§ **Problem requirements**: Copy every line of the listing that holds the string "isEmpty".

[Stored data]
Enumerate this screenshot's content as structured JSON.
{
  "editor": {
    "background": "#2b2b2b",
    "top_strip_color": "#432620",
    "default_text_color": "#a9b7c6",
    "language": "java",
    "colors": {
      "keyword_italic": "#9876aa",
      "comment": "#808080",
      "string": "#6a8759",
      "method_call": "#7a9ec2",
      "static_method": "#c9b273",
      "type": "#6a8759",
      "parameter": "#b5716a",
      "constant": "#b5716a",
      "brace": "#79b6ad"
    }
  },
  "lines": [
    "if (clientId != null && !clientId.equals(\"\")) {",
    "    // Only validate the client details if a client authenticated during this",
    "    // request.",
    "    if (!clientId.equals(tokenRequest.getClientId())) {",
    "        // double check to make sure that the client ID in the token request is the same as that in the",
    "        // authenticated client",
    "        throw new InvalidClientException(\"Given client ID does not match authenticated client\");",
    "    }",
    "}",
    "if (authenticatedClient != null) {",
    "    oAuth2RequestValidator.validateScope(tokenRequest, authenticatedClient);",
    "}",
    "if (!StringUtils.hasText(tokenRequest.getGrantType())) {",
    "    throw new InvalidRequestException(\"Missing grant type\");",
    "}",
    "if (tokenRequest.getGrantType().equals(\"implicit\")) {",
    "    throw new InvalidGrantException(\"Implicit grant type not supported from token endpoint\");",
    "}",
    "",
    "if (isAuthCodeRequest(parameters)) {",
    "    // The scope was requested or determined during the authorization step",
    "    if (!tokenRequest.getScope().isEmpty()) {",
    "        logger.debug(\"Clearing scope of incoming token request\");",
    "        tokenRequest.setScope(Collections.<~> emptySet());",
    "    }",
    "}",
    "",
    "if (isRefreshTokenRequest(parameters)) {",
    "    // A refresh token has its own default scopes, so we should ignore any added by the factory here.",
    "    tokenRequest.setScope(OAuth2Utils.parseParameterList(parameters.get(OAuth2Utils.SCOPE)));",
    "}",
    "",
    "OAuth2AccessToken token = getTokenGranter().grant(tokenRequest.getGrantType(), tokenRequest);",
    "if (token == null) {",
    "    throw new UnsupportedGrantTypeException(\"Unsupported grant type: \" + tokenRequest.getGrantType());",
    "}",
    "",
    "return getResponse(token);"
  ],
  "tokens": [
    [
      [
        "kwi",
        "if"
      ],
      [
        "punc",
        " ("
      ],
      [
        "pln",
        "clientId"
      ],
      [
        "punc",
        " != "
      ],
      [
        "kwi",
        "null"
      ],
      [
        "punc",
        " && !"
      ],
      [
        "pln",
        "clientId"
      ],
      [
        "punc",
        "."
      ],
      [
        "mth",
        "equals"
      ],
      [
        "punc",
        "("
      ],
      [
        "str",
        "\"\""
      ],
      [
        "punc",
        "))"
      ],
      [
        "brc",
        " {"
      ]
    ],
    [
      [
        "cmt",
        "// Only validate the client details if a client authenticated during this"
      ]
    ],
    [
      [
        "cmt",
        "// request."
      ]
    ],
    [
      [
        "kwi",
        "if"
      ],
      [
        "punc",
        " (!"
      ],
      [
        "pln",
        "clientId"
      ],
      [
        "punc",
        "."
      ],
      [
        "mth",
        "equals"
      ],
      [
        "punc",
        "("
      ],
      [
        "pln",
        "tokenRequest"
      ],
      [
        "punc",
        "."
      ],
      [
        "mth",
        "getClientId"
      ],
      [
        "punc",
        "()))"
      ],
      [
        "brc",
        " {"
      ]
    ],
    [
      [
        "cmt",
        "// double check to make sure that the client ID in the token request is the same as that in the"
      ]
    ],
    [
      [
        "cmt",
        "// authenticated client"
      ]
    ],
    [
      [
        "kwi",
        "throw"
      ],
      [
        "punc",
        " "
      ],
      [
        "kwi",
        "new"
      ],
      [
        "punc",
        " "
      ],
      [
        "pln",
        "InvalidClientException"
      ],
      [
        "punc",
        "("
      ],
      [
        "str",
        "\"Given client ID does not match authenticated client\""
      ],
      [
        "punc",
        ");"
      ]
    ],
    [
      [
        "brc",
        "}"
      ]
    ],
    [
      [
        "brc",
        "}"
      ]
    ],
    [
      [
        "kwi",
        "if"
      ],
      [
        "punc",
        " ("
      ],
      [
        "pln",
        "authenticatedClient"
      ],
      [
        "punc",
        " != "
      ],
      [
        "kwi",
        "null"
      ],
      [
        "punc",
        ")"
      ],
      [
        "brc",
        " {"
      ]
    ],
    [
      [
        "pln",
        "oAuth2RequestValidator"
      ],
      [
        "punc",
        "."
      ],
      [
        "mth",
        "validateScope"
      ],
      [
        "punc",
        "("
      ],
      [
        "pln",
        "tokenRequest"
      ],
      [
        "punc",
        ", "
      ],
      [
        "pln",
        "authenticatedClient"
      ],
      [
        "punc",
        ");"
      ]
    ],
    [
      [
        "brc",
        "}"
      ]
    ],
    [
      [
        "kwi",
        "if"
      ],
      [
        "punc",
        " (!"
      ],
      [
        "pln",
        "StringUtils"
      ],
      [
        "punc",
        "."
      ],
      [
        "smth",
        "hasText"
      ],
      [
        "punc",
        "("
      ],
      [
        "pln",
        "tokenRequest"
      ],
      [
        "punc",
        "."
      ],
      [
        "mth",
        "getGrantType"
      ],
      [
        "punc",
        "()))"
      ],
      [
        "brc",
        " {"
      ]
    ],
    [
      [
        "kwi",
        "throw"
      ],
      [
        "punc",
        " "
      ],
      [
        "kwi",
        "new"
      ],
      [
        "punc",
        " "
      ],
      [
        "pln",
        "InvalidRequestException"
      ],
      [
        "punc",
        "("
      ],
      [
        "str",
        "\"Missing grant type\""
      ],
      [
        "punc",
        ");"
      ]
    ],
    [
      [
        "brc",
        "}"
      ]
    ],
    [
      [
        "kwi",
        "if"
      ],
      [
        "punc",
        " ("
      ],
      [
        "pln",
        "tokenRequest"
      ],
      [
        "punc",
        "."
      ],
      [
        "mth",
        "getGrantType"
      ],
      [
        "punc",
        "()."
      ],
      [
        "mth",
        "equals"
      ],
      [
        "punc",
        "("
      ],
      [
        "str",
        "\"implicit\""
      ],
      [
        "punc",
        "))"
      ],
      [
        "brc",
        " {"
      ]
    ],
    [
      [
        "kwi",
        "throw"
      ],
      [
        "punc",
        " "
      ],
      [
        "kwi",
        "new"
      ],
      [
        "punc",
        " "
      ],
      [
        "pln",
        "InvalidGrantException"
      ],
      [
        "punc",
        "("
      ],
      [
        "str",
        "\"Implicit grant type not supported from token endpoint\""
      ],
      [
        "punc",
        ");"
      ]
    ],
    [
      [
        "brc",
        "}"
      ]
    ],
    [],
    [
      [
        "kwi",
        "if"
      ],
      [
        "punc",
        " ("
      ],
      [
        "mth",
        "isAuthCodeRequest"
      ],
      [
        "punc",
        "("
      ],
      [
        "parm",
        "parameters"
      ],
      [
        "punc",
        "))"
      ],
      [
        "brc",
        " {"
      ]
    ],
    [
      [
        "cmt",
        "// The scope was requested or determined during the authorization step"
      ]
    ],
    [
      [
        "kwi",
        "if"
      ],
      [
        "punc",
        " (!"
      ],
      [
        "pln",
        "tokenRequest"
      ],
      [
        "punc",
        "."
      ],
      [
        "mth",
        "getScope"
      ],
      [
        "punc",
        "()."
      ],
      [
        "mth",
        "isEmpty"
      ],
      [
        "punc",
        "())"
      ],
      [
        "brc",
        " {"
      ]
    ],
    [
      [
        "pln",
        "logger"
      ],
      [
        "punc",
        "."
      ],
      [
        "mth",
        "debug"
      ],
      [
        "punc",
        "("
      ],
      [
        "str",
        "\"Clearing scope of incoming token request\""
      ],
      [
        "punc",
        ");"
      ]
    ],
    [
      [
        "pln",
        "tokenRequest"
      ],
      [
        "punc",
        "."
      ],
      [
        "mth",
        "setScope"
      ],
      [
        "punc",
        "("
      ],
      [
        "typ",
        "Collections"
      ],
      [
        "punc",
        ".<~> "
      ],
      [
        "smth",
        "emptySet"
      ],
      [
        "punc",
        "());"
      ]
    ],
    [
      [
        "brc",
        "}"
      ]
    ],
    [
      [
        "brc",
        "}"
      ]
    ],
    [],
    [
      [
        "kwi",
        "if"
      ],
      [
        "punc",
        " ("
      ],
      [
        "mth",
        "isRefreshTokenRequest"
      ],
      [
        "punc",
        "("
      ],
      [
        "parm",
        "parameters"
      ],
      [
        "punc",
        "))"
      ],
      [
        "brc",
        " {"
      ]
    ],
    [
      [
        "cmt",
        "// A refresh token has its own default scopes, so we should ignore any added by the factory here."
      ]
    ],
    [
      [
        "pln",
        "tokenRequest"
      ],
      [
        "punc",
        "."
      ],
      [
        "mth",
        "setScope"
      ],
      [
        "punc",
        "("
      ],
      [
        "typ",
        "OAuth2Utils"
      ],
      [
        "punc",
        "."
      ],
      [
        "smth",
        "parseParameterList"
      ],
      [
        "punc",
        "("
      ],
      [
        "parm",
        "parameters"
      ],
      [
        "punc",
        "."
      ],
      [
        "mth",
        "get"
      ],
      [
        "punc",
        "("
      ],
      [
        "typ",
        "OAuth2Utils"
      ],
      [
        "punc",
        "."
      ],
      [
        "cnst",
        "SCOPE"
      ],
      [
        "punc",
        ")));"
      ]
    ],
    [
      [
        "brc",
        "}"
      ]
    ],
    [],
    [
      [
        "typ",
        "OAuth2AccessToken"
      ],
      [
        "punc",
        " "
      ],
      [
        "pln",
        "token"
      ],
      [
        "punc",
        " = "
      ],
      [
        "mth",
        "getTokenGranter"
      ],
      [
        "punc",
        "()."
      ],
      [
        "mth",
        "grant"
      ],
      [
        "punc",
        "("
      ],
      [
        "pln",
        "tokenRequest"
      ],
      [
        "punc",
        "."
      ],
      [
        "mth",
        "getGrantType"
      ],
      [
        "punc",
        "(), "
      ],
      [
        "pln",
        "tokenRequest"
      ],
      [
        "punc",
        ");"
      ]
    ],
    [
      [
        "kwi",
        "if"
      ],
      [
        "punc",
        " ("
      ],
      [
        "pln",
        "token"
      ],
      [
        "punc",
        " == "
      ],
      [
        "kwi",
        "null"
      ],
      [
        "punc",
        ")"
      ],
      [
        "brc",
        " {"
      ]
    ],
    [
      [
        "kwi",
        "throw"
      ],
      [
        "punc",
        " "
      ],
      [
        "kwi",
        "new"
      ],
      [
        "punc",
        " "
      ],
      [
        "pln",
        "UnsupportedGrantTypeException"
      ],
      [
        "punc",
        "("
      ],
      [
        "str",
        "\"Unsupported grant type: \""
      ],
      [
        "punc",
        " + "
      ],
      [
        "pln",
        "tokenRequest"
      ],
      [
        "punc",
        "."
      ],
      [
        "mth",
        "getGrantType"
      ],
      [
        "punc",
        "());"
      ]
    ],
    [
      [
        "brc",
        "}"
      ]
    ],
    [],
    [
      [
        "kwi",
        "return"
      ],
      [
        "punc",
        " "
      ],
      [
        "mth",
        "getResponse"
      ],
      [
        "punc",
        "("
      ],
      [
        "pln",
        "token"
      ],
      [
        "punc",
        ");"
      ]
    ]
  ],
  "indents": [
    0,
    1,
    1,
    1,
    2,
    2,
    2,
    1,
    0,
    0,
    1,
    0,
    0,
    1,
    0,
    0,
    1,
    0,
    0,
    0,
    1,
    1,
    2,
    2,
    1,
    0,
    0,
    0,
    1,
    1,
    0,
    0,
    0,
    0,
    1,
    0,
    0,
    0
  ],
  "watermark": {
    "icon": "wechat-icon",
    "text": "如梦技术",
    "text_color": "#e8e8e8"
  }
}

§ **Answer to the exercise**:
    "    if (!tokenRequest.getScope().isEmpty()) {",
        "isEmpty"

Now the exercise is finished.